TASK DIRECTIONS: What is the number of lines in these entries that contain "lawn"? State it alone.

MATERIALS PROVIDED:
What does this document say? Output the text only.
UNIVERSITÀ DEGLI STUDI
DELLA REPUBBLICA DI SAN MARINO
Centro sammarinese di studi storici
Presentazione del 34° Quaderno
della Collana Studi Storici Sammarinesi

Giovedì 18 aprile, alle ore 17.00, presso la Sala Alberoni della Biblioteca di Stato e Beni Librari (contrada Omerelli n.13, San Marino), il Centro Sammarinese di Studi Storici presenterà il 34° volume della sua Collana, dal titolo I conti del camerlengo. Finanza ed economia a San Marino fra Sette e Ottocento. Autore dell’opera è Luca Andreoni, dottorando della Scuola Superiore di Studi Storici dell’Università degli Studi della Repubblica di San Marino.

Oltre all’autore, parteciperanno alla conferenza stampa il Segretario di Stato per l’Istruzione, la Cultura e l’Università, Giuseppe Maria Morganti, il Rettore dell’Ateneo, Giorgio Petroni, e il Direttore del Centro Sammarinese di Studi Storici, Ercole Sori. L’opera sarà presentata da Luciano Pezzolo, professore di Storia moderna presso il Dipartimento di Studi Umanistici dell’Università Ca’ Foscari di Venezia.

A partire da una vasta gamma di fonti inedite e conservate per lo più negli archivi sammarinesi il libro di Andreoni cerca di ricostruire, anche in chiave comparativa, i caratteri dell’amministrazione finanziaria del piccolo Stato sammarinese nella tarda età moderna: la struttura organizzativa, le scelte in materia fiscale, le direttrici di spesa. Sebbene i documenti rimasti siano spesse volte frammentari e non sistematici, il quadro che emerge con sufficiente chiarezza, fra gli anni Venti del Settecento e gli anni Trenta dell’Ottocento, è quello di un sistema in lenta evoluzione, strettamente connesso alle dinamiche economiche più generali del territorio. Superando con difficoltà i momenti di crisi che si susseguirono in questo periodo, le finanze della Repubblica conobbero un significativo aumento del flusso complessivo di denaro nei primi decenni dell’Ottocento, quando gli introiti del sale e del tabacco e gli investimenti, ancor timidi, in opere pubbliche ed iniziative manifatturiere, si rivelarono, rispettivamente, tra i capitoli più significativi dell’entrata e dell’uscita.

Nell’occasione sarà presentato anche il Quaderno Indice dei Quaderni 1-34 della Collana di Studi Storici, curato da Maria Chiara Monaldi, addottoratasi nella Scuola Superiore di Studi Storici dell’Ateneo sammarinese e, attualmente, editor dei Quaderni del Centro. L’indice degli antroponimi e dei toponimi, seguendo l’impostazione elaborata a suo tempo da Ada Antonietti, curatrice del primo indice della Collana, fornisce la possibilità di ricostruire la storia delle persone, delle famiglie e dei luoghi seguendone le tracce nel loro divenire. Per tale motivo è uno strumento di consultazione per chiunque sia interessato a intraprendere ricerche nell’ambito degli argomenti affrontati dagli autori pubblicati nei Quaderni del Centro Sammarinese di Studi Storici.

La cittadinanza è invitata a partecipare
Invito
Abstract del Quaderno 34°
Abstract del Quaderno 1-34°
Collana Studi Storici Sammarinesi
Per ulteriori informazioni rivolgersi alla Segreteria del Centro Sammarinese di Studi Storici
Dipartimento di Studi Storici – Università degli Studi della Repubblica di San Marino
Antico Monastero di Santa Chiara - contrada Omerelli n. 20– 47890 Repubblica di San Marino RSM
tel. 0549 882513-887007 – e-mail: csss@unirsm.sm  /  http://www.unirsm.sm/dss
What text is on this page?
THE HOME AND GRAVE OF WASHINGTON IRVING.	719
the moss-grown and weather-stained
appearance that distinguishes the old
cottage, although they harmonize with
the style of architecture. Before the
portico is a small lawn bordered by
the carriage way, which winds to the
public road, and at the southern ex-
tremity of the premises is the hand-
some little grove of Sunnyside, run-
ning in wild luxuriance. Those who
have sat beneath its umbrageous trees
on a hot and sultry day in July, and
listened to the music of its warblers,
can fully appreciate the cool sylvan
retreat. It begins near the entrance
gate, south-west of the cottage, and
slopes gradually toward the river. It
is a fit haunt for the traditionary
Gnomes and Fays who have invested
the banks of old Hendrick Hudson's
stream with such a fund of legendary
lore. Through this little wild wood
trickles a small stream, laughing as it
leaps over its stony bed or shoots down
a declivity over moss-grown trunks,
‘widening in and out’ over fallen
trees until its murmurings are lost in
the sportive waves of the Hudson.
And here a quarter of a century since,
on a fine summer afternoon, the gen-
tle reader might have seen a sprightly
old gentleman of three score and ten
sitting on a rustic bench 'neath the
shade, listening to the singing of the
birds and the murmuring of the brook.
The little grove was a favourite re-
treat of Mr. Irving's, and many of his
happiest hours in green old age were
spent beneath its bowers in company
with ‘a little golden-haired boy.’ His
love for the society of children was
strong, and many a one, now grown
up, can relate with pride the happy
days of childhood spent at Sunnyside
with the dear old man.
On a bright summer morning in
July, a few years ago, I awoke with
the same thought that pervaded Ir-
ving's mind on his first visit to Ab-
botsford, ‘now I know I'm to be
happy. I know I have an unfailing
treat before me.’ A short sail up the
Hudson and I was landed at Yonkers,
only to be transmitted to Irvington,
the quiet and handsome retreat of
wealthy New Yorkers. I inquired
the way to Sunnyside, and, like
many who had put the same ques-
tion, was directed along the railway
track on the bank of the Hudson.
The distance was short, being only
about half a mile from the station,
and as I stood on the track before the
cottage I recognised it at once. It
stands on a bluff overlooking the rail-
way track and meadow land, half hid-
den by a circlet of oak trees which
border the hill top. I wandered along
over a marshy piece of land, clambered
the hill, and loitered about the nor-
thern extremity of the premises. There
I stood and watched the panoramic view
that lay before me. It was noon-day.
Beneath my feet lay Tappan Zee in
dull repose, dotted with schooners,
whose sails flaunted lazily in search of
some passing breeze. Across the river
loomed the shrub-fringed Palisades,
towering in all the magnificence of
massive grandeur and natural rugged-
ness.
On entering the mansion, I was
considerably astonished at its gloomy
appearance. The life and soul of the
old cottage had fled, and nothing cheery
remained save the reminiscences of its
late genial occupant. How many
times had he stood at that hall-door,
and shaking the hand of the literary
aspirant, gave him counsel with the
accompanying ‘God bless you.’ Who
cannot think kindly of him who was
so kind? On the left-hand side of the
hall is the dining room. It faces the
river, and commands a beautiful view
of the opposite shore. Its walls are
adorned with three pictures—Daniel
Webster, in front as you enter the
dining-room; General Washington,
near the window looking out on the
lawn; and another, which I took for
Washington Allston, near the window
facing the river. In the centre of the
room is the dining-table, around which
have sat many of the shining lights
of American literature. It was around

EXERCISE ANSWER: 2